## GIVEN PROBLEM
Using the material below, copy every line where "chart" appears.

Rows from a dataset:
════

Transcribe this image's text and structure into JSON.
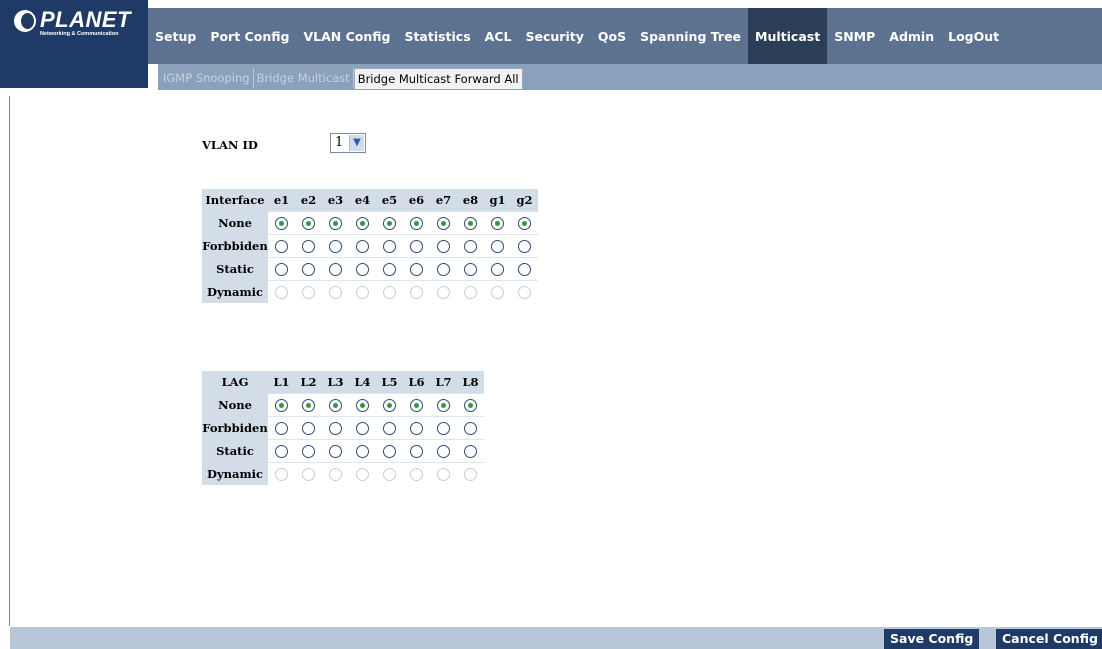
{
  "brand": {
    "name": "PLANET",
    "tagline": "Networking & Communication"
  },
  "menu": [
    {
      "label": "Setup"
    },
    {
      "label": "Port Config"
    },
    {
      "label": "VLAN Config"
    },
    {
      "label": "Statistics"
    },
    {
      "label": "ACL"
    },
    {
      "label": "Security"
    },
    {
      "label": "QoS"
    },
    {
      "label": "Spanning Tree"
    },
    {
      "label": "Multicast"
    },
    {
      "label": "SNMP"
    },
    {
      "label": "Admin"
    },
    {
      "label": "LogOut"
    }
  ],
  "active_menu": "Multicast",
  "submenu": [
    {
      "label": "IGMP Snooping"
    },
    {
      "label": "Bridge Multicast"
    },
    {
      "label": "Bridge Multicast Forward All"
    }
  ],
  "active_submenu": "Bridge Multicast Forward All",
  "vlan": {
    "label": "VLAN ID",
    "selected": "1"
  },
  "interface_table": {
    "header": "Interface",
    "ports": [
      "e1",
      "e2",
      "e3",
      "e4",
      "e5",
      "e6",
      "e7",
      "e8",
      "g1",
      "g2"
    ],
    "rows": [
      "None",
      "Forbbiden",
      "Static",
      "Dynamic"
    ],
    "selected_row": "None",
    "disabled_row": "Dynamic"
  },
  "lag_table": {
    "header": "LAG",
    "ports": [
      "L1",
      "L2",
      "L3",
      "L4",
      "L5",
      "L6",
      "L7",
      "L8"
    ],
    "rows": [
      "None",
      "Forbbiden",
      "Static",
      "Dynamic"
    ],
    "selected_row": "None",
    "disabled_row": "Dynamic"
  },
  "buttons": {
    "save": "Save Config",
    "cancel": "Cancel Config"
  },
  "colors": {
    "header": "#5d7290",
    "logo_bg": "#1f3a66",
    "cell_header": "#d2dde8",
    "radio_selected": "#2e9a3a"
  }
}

════

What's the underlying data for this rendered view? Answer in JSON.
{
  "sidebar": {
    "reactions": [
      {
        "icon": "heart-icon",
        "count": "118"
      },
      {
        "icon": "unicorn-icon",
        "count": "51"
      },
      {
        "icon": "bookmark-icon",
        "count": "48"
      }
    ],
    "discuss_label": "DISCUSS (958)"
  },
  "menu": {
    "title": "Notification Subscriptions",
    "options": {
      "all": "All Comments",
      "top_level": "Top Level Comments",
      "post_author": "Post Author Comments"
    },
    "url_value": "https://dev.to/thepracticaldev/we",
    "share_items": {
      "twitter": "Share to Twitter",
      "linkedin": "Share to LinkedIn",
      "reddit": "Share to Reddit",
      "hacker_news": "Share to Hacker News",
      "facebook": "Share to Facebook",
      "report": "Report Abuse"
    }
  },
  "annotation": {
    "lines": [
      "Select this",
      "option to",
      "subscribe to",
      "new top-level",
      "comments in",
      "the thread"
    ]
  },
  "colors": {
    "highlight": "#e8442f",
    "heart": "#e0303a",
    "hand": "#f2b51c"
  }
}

════

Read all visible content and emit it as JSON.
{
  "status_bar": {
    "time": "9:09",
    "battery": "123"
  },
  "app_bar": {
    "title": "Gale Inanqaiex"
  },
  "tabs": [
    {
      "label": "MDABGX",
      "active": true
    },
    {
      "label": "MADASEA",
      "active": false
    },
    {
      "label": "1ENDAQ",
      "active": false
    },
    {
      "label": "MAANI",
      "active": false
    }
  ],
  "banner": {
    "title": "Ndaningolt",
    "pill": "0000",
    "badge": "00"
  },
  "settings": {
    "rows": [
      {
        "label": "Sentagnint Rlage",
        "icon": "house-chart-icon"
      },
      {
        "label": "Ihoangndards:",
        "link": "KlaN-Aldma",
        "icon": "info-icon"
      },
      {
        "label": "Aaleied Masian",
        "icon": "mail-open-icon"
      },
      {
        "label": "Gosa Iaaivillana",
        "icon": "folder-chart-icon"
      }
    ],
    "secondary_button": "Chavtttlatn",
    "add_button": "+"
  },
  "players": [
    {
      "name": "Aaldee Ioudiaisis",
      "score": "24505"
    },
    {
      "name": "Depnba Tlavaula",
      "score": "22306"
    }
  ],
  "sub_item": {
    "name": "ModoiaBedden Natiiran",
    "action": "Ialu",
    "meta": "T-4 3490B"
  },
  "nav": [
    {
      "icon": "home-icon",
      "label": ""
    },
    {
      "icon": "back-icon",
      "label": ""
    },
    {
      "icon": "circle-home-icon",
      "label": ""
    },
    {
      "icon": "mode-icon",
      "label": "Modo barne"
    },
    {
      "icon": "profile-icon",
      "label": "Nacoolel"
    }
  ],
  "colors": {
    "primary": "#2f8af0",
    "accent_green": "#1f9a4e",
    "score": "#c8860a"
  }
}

════

## TASK RESPONSE
        "icon": "house-chart-icon"
        "icon": "folder-chart-icon"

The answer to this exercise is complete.